• The input:

— start —

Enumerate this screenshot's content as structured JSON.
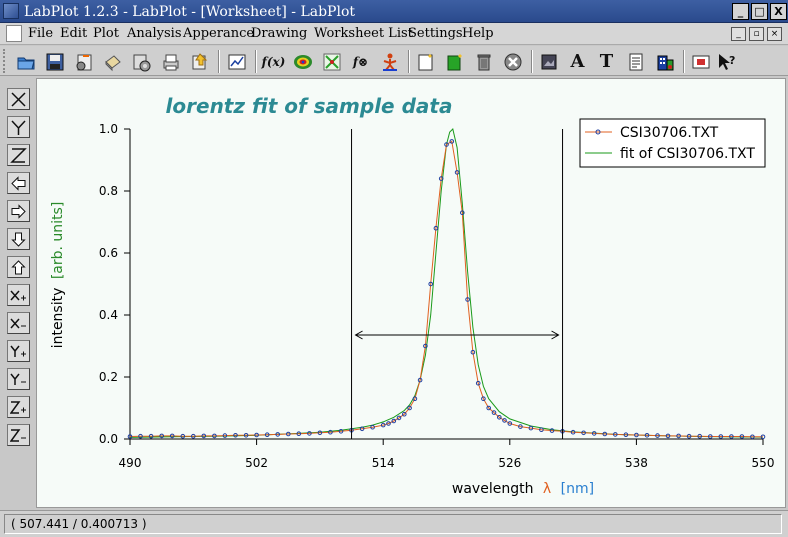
{
  "window": {
    "title": "LabPlot 1.2.3 - LabPlot - [Worksheet] - LabPlot",
    "minimize_label": "_",
    "maximize_label": "□",
    "close_label": "X"
  },
  "menubar": {
    "items": [
      "File",
      "Edit",
      "Plot",
      "Analysis",
      "Apperance",
      "Drawing",
      "Worksheet List",
      "Settings",
      "Help"
    ]
  },
  "toolbar": {
    "buttons": [
      "open-icon",
      "save-icon",
      "import-icon",
      "print-icon",
      "settings-icon",
      "print-preview-icon",
      "export-icon",
      "graph-icon",
      "function-icon",
      "surface-icon",
      "scatter-icon",
      "function-3d-icon",
      "figure-icon",
      "new-worksheet-icon",
      "new-spreadsheet-icon",
      "trash-icon",
      "close-circle-icon",
      "image-icon",
      "text-A-icon",
      "text-T-icon",
      "notes-icon",
      "building-icon",
      "fit-screen-icon",
      "whats-this-icon"
    ],
    "text_A": "A",
    "text_T": "T",
    "fx": "f(x)"
  },
  "left_toolbar": {
    "buttons": [
      "x-icon",
      "y-icon",
      "z-icon",
      "arrow-left-icon",
      "arrow-right-icon",
      "arrow-down-icon",
      "arrow-up-icon",
      "x-plus-icon",
      "x-minus-icon",
      "y-plus-icon",
      "y-minus-icon",
      "z-plus-icon",
      "z-minus-icon"
    ]
  },
  "chart_data": {
    "type": "line",
    "title": "lorentz fit of sample data",
    "xlabel": "wavelength",
    "xlabel_symbol": "λ",
    "xlabel_unit": "[nm]",
    "ylabel": "intensity",
    "ylabel_unit": "[arb. units]",
    "xlim": [
      490,
      550
    ],
    "ylim": [
      0,
      1
    ],
    "x_ticks": [
      490,
      502,
      514,
      526,
      538,
      550
    ],
    "y_ticks": [
      0.0,
      0.2,
      0.4,
      0.6,
      0.8,
      1.0
    ],
    "y_tick_labels": [
      "0.0",
      "0.2",
      "0.4",
      "0.6",
      "0.8",
      "1.0"
    ],
    "grid": false,
    "legend_position": "top-right",
    "markers": [
      511,
      531
    ],
    "width_arrow_y": 0.5,
    "series": [
      {
        "name": "CSI30706.TXT",
        "color": "#e06020",
        "marker_color": "#1f3fa0",
        "x": [
          490,
          491,
          492,
          493,
          494,
          495,
          496,
          497,
          498,
          499,
          500,
          501,
          502,
          503,
          504,
          505,
          506,
          507,
          508,
          509,
          510,
          511,
          512,
          513,
          514,
          514.5,
          515,
          515.5,
          516,
          516.5,
          517,
          517.5,
          518,
          518.5,
          519,
          519.5,
          520,
          520.5,
          521,
          521.5,
          522,
          522.5,
          523,
          523.5,
          524,
          524.5,
          525,
          525.5,
          526,
          527,
          528,
          529,
          530,
          531,
          532,
          533,
          534,
          535,
          536,
          537,
          538,
          539,
          540,
          541,
          542,
          543,
          544,
          545,
          546,
          547,
          548,
          549,
          550
        ],
        "values": [
          0.008,
          0.009,
          0.009,
          0.01,
          0.01,
          0.009,
          0.009,
          0.01,
          0.01,
          0.011,
          0.012,
          0.012,
          0.013,
          0.014,
          0.015,
          0.016,
          0.017,
          0.018,
          0.02,
          0.022,
          0.025,
          0.028,
          0.033,
          0.038,
          0.045,
          0.05,
          0.058,
          0.068,
          0.08,
          0.1,
          0.13,
          0.19,
          0.3,
          0.5,
          0.68,
          0.84,
          0.95,
          0.96,
          0.86,
          0.73,
          0.45,
          0.28,
          0.18,
          0.13,
          0.1,
          0.085,
          0.07,
          0.06,
          0.05,
          0.04,
          0.035,
          0.03,
          0.027,
          0.025,
          0.022,
          0.02,
          0.018,
          0.016,
          0.015,
          0.014,
          0.013,
          0.012,
          0.011,
          0.01,
          0.01,
          0.009,
          0.009,
          0.008,
          0.008,
          0.008,
          0.008,
          0.007,
          0.007
        ]
      },
      {
        "name": "fit of CSI30706.TXT",
        "color": "#1a9a1a",
        "x": [
          490,
          494,
          498,
          502,
          506,
          508,
          510,
          512,
          513,
          514,
          515,
          516,
          516.5,
          517,
          517.5,
          518,
          518.5,
          519,
          519.5,
          520,
          520.3,
          520.6,
          521,
          521.5,
          522,
          522.5,
          523,
          523.5,
          524,
          525,
          526,
          528,
          530,
          532,
          536,
          540,
          544,
          550
        ],
        "values": [
          0.005,
          0.007,
          0.009,
          0.012,
          0.018,
          0.022,
          0.028,
          0.038,
          0.045,
          0.055,
          0.07,
          0.092,
          0.11,
          0.14,
          0.19,
          0.27,
          0.4,
          0.6,
          0.8,
          0.95,
          0.99,
          1.0,
          0.94,
          0.76,
          0.54,
          0.36,
          0.24,
          0.17,
          0.13,
          0.088,
          0.065,
          0.042,
          0.03,
          0.023,
          0.015,
          0.011,
          0.008,
          0.006
        ]
      }
    ]
  },
  "status": {
    "coordinates": "( 507.441 / 0.400713 )"
  }
}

— end —

• Exercise objective: Reproduce every line of the listing above in which the string "name" appears.

• Output for this task:
        "name": "CSI30706.TXT",
        "name": "fit of CSI30706.TXT",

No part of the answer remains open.